* WRITTEN TASK *
Report the number of lines where the string "День" occurs, and write nothing else.

------------------------------------------------------------

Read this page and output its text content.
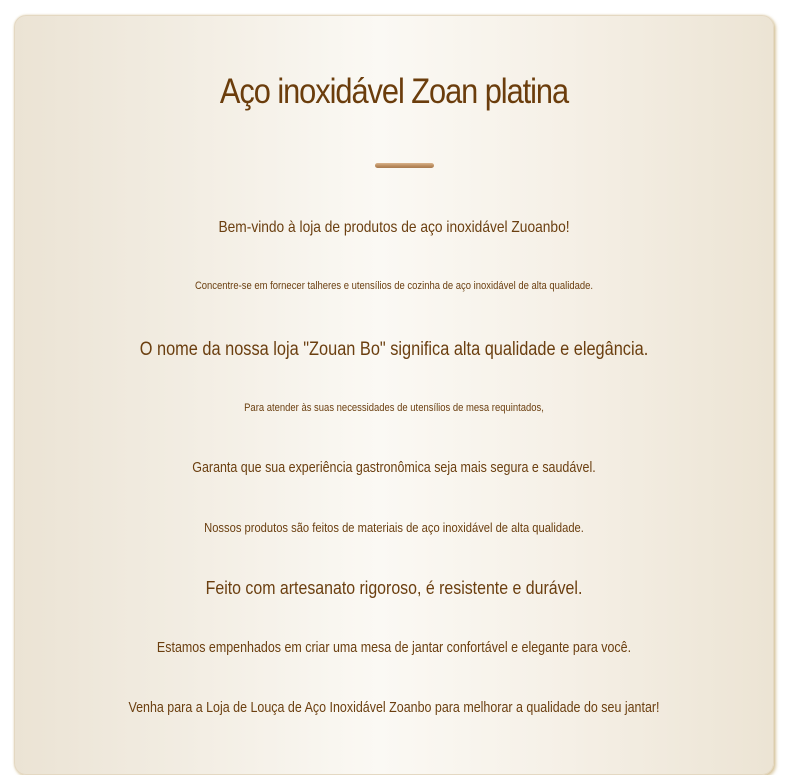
Aço inoxidável Zoan platina

Bem-vindo à loja de produtos de aço inoxidável Zuoanbo!

Concentre-se em fornecer talheres e utensílios de cozinha de aço inoxidável de alta qualidade.

O nome da nossa loja "Zouan Bo" significa alta qualidade e elegância.

Para atender às suas necessidades de utensílios de mesa requintados,

Garanta que sua experiência gastronômica seja mais segura e saudável.

Nossos produtos são feitos de materiais de aço inoxidável de alta qualidade.

Feito com artesanato rigoroso, é resistente e durável.

Estamos empenhados em criar uma mesa de jantar confortável e elegante para você.

Venha para a Loja de Louça de Aço Inoxidável Zoanbo para melhorar a qualidade do seu jantar!
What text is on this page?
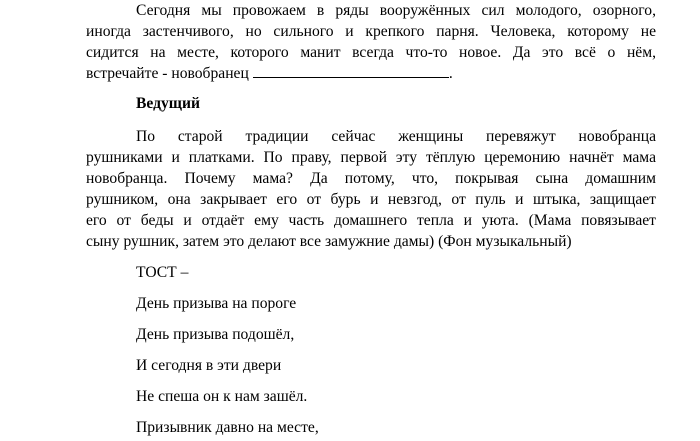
Сегодня мы провожаем в ряды вооружённых сил молодого, озорного,
иногда застенчивого, но сильного и крепкого парня. Человека, которому не
сидится на месте, которого манит всегда что-то новое. Да это всё о нём,
встречайте - новобранец	.

Ведущий

По старой традиции сейчас женщины перевяжут новобранца
рушниками и платками. По праву, первой эту тёплую церемонию начнёт мама
новобранца. Почему мама? Да потому, что, покрывая сына домашним
рушником, она закрывает его от бурь и невзгод, от пуль и штыка, защищает
его от беды и отдаёт ему часть домашнего тепла и уюта. (Мама повязывает
сыну рушник, затем это делают все замужние дамы) (Фон музыкальный)

ТОСТ –

День призыва на пороге

День призыва подошёл,

И сегодня в эти двери

Не спеша он к нам зашёл.

Призывник давно на месте,
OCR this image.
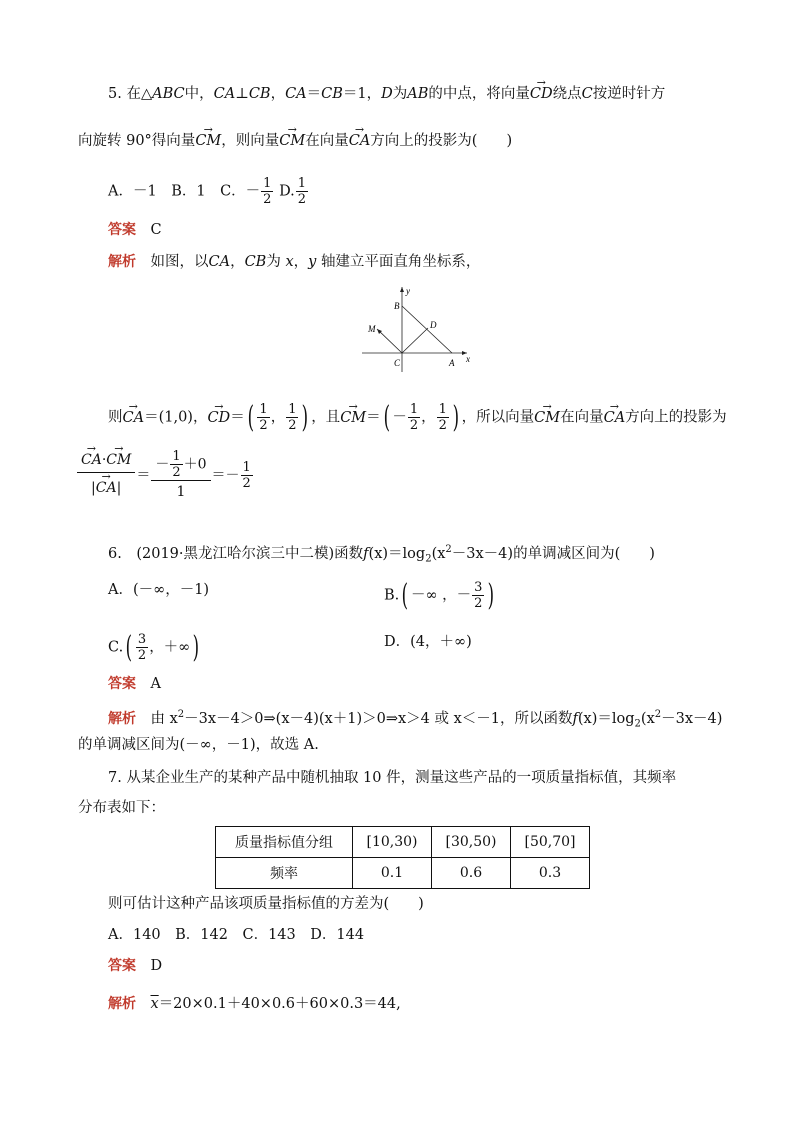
5. 在△ABC中，CA⊥CB，CA＝CB＝1，D为AB的中点，将向量→ CD绕点C按逆时针方
向旋转 90°得向量→ CM，则向量→ CM在向量→ CA方向上的投影为(　　)
A．－1　B．1　C．－ $\frac{1}{2} D$. $\frac{1}{2}$
答案　 C
解析　 如图，以CA，CB为 x，y 轴建立平面直角坐标系，
y
x
B
D
M
C	A
则→ CA＝(1,0)，→ $CD=( \frac{1}{2}$ ， $\frac{1}{2}$ ) ，且→ $CM=( - \frac{1}{2}$ ， $\frac{1}{2}$ ) ，所以向量→ CM在向量→ CA方向上的投影为
→ CA·→ CM
→ $|CA| = \frac{- \frac{1}{2} +0}{1} =- \frac{1}{2}$
6.　(2019·黑龙江哈尔滨三中二模)函数$f(x)=\log_2(x^2-3x-4)$的单调减区间为(　　)
A．(－∞，－1)	B.( －∞ ，－ $\frac{3}{2}$ )
$C.( \frac{3}{2}$ ，＋∞)	D．(4，＋∞)
答案　 A
解析　 由 $x^2-3x-4>0\Rightarrow(x-4)(x+1)>0\Rightarrow x>4$ 或 x＜－1，所以函数$f(x)=\log_2(x^2-3x-4)$
的单调减区间为(－∞，－1)，故选 A.
7. 从某企业生产的某种产品中随机抽取 10 件，测量这些产品的一项质量指标值，其频率
分布表如下：
质量指标值分组	[10,30)	[30,50)	[50,70]
频率	0.1	0.6	0.3
则可估计这种产品该项质量指标值的方差为(　　)
A．140　B．142　C．143　D．144
答案　 D
解析　 $\overline{x}=20\times 0.1+40\times 0.6+60\times 0.3=44$,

------------------------------------------------------------

* THE RESPONSE *
2